WHAT THIS TASK INVOLVES:
Emit the data below verbatim, stripping out any pictures.

LISTED RECORDS:

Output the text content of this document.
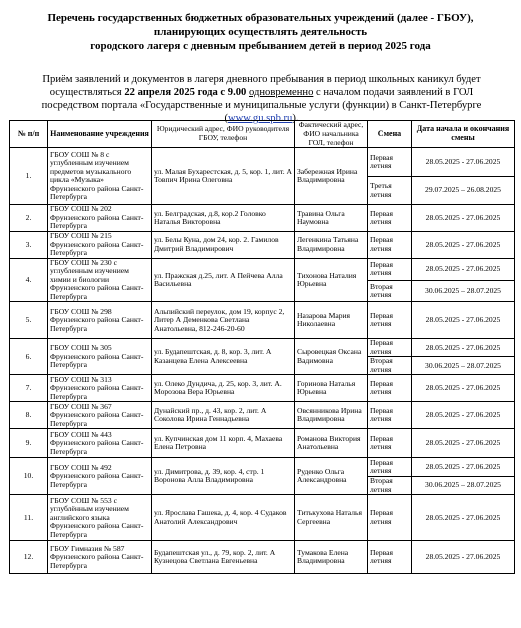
Перечень государственных бюджетных образовательных учреждений (далее - ГБОУ),
планирующих осуществлять деятельность
городского лагеря с дневным пребыванием детей в период 2025 года
Приём заявлений и документов в лагеря дневного пребывания в период школьных каникул будет
осуществляться 22 апреля 2025 года с 9.00 одновременно с началом подачи заявлений в ГОЛ
посредством портала «Государственные и муниципальные услуги (функции) в Санкт-Петербурге
(www.gu.spb.ru).
№ п/п	Наименование учреждения	Юридический адрес, ФИО руководителя ГБОУ, телефон	Фактический адрес, ФИО начальника ГОЛ, телефон	Смена	Дата начала и окончания смены
1.	ГБОУ СОШ № 8 с углубленным изучением предметов музыкального цикла «Музыка» Фрунзенского района Санкт-Петербурга	ул. Малая Бухарестская, д. 5, кор. 1, лит. А Товпич Ирина Олеговна	Забережная Ирина Владимировна	Первая летняя	28.05.2025 - 27.06.2025
				Третья летняя	29.07.2025 – 26.08.2025
2.	ГБОУ СОШ № 202 Фрунзенского района Санкт-Петербурга	ул. Белградская, д.8, кор.2 Головко Наталья Викторовна	Травина Ольга Наумовна	Первая летняя	28.05.2025 - 27.06.2025
3.	ГБОУ СОШ № 215 Фрунзенского района Санкт-Петербурга	ул. Белы Куна, дом 24, кор. 2. Гамилов Дмитрий Владимирович	Легенкина Татьяна Владимировна	Первая летняя	28.05.2025 - 27.06.2025
4.	ГБОУ СОШ № 230 с углубленным изучением химии и биологии Фрунзенского района Санкт-Петербурга	ул. Пражская д.25, лит. А Пейчева Алла Васильевна	Тихонова Наталия Юрьевна	Первая летняя	28.05.2025 - 27.06.2025
				Вторая летняя	30.06.2025 – 28.07.2025
5.	ГБОУ СОШ № 298 Фрунзенского района Санкт-Петербурга	Альпийский переулок, дом 19, корпус 2, Литер А Деменкова Светлана Анатольевна, 812-246-20-60	Назарова Мария Николаевна	Первая летняя	28.05.2025 - 27.06.2025
6.	ГБОУ СОШ № 305 Фрунзенского района Санкт-Петербурга	ул. Будапештская, д. 8, кор. 3, лит. А Казанцева Елена Алексеевна	Сыровецкая Оксана Вадимовна	Первая летняя	28.05.2025 - 27.06.2025
				Вторая летняя	30.06.2025 – 28.07.2025
7.	ГБОУ СОШ № 313 Фрунзенского района Санкт-Петербурга	ул. Олеко Дундича, д. 25, кор. 3, лит. А. Морозова Вера Юрьевна	Горинова Наталья Юрьевна	Первая летняя	28.05.2025 - 27.06.2025
8.	ГБОУ СОШ № 367 Фрунзенского района Санкт-Петербурга	Дунайский пр., д. 43, кор. 2, лит. А Соколова Ирина Геннадьевна	Овсянникова Ирина Владимировна	Первая летняя	28.05.2025 - 27.06.2025
9.	ГБОУ СОШ № 443 Фрунзенского района Санкт-Петербурга	ул. Купчинская дом 11 корп. 4, Махаева Елена Петровна	Романова Виктория Анатольевна	Первая летняя	28.05.2025 - 27.06.2025
10.	ГБОУ СОШ № 492 Фрунзенского района Санкт-Петербурга	ул. Димитрова, д. 39, кор. 4, стр. 1 Воронова Алла Владимировна	Руденко Ольга Александровна	Первая летняя	28.05.2025 - 27.06.2025
				Вторая летняя	30.06.2025 – 28.07.2025
11.	ГБОУ СОШ № 553 с углублённым изучением английского языка Фрунзенского района Санкт-Петербурга	ул. Ярослава Гашека, д. 4, кор. 4 Судаков Анатолий Александрович	Титькухова Наталья Сергеевна	Первая летняя	28.05.2025 - 27.06.2025
12.	ГБОУ Гимназия № 587 Фрунзенского района Санкт-Петербурга	Будапештская ул., д. 79, кор. 2, лит. А Кузнецова Светлана Евгеньевна	Тумакова Елена Владимировна	Первая летняя	28.05.2025 - 27.06.2025
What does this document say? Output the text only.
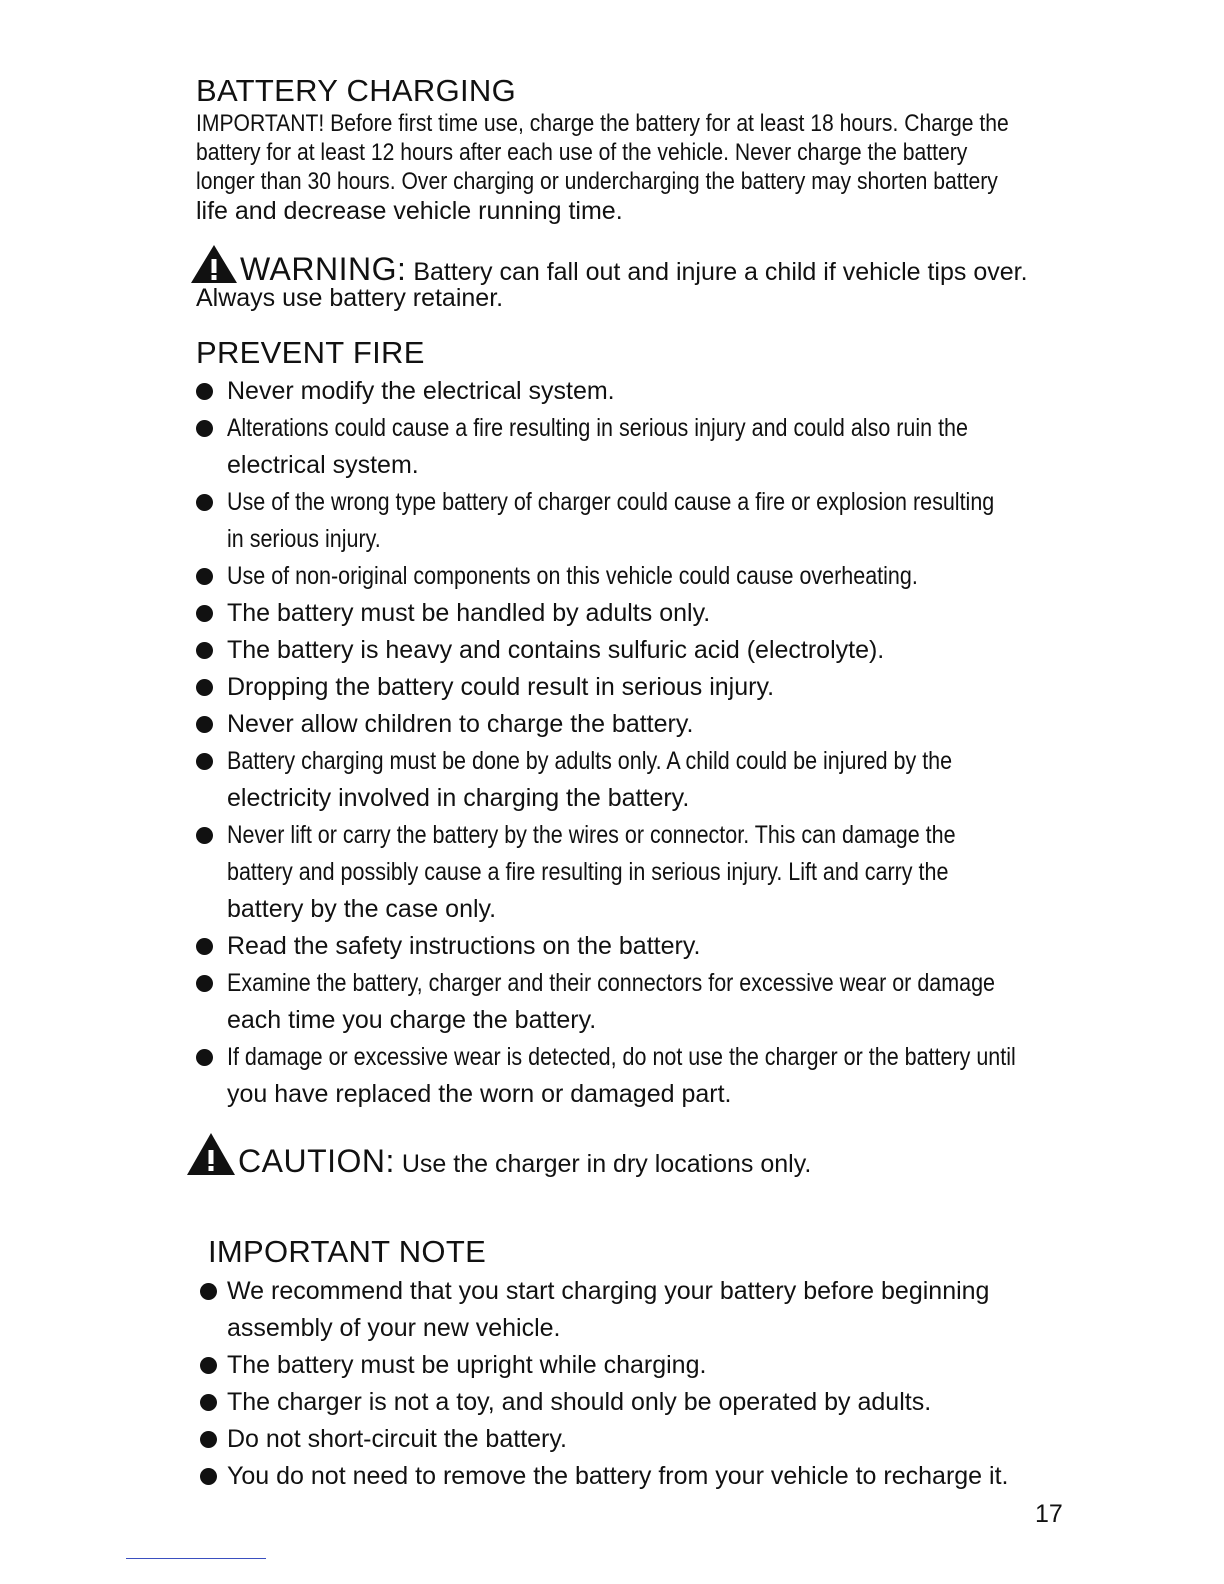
BATTERY CHARGING
IMPORTANT! Before first time use, charge the battery for at least 18 hours. Charge the
battery for at least 12 hours after each use of the vehicle. Never charge the battery
longer than 30 hours. Over charging or undercharging the battery may shorten battery
life and decrease vehicle running time.
WARNING: Battery can fall out and injure a child if vehicle tips over.
Always use battery retainer.
PREVENT FIRE
Never modify the electrical system.
Alterations could cause a fire resulting in serious injury and could also ruin the
electrical system.
Use of the wrong type battery of charger could cause a fire or explosion resulting
in serious injury.
Use of non-original components on this vehicle could cause overheating.
The battery must be handled by adults only.
The battery is heavy and contains sulfuric acid (electrolyte).
Dropping the battery could result in serious injury.
Never allow children to charge the battery.
Battery charging must be done by adults only. A child could be injured by the
electricity involved in charging the battery.
Never lift or carry the battery by the wires or connector. This can damage the
battery and possibly cause a fire resulting in serious injury. Lift and carry the
battery by the case only.
Read the safety instructions on the battery.
Examine the battery, charger and their connectors for excessive wear or damage
each time you charge the battery.
If damage or excessive wear is detected, do not use the charger or the battery until
you have replaced the worn or damaged part.
CAUTION: Use the charger in dry locations only.
IMPORTANT NOTE
We recommend that you start charging your battery before beginning
assembly of your new vehicle.
The battery must be upright while charging.
The charger is not a toy, and should only be operated by adults.
Do not short-circuit the battery.
You do not need to remove the battery from your vehicle to recharge it.
17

RESULT OF THE TASK:
Output the text content of this document.
Перечень государственных бюджетных образовательных учреждений (далее - ГБОУ),
планирующих осуществлять деятельность
городского лагеря с дневным пребыванием детей в период 2025 года
Приём заявлений и документов в лагеря дневного пребывания в период школьных каникул будет
осуществляться 22 апреля 2025 года с 9.00 одновременно с началом подачи заявлений в ГОЛ
посредством портала «Государственные и муниципальные услуги (функции) в Санкт-Петербурге
(www.gu.spb.ru).
№ п/п	Наименование учреждения	Юридический адрес, ФИО руководителя ГБОУ, телефон	Фактический адрес, ФИО начальника ГОЛ, телефон	Смена	Дата начала и окончания смены
1.	ГБОУ СОШ № 8 с углубленным изучением предметов музыкального цикла «Музыка» Фрунзенского района Санкт-Петербурга	ул. Малая Бухарестская, д. 5, кор. 1, лит. А Товпич Ирина Олеговна	Забережная Ирина Владимировна	Первая летняя	28.05.2025 - 27.06.2025
				Третья летняя	29.07.2025 – 26.08.2025
2.	ГБОУ СОШ № 202 Фрунзенского района Санкт-Петербурга	ул. Белградская, д.8, кор.2 Головко Наталья Викторовна	Травина Ольга Наумовна	Первая летняя	28.05.2025 - 27.06.2025
3.	ГБОУ СОШ № 215 Фрунзенского района Санкт-Петербурга	ул. Белы Куна, дом 24, кор. 2. Гамилов Дмитрий Владимирович	Легенкина Татьяна Владимировна	Первая летняя	28.05.2025 - 27.06.2025
4.	ГБОУ СОШ № 230 с углубленным изучением химии и биологии Фрунзенского района Санкт-Петербурга	ул. Пражская д.25, лит. А Пейчева Алла Васильевна	Тихонова Наталия Юрьевна	Первая летняя	28.05.2025 - 27.06.2025
				Вторая летняя	30.06.2025 – 28.07.2025
5.	ГБОУ СОШ № 298 Фрунзенского района Санкт-Петербурга	Альпийский переулок, дом 19, корпус 2, Литер А Деменкова Светлана Анатольевна, 812-246-20-60	Назарова Мария Николаевна	Первая летняя	28.05.2025 - 27.06.2025
6.	ГБОУ СОШ № 305 Фрунзенского района Санкт-Петербурга	ул. Будапештская, д. 8, кор. 3, лит. А Казанцева Елена Алексеевна	Сыровецкая Оксана Вадимовна	Первая летняя	28.05.2025 - 27.06.2025
				Вторая летняя	30.06.2025 – 28.07.2025
7.	ГБОУ СОШ № 313 Фрунзенского района Санкт-Петербурга	ул. Олеко Дундича, д. 25, кор. 3, лит. А. Морозова Вера Юрьевна	Горинова Наталья Юрьевна	Первая летняя	28.05.2025 - 27.06.2025
8.	ГБОУ СОШ № 367 Фрунзенского района Санкт-Петербурга	Дунайский пр., д. 43, кор. 2, лит. А Соколова Ирина Геннадьевна	Овсянникова Ирина Владимировна	Первая летняя	28.05.2025 - 27.06.2025
9.	ГБОУ СОШ № 443 Фрунзенского района Санкт-Петербурга	ул. Купчинская дом 11 корп. 4, Махаева Елена Петровна	Романова Виктория Анатольевна	Первая летняя	28.05.2025 - 27.06.2025
10.	ГБОУ СОШ № 492 Фрунзенского района Санкт-Петербурга	ул. Димитрова, д. 39, кор. 4, стр. 1 Воронова Алла Владимировна	Руденко Ольга Александровна	Первая летняя	28.05.2025 - 27.06.2025
				Вторая летняя	30.06.2025 – 28.07.2025
11.	ГБОУ СОШ № 553 с углублённым изучением английского языка Фрунзенского района Санкт-Петербурга	ул. Ярослава Гашека, д. 4, кор. 4 Судаков Анатолий Александрович	Титькухова Наталья Сергеевна	Первая летняя	28.05.2025 - 27.06.2025
12.	ГБОУ Гимназия № 587 Фрунзенского района Санкт-Петербурга	Будапештская ул., д. 79, кор. 2, лит. А Кузнецова Светлана Евгеньевна	Тумакова Елена Владимировна	Первая летняя	28.05.2025 - 27.06.2025
What does this document say? Output the text only.
BATTERY CHARGING
IMPORTANT! Before first time use, charge the battery for at least 18 hours. Charge the
battery for at least 12 hours after each use of the vehicle. Never charge the battery
longer than 30 hours. Over charging or undercharging the battery may shorten battery
life and decrease vehicle running time.
WARNING: Battery can fall out and injure a child if vehicle tips over.
Always use battery retainer.
PREVENT FIRE
Never modify the electrical system.
Alterations could cause a fire resulting in serious injury and could also ruin the
electrical system.
Use of the wrong type battery of charger could cause a fire or explosion resulting
in serious injury.
Use of non-original components on this vehicle could cause overheating.
The battery must be handled by adults only.
The battery is heavy and contains sulfuric acid (electrolyte).
Dropping the battery could result in serious injury.
Never allow children to charge the battery.
Battery charging must be done by adults only. A child could be injured by the
electricity involved in charging the battery.
Never lift or carry the battery by the wires or connector. This can damage the
battery and possibly cause a fire resulting in serious injury. Lift and carry the
battery by the case only.
Read the safety instructions on the battery.
Examine the battery, charger and their connectors for excessive wear or damage
each time you charge the battery.
If damage or excessive wear is detected, do not use the charger or the battery until
you have replaced the worn or damaged part.
CAUTION: Use the charger in dry locations only.
IMPORTANT NOTE
We recommend that you start charging your battery before beginning
assembly of your new vehicle.
The battery must be upright while charging.
The charger is not a toy, and should only be operated by adults.
Do not short-circuit the battery.
You do not need to remove the battery from your vehicle to recharge it.
17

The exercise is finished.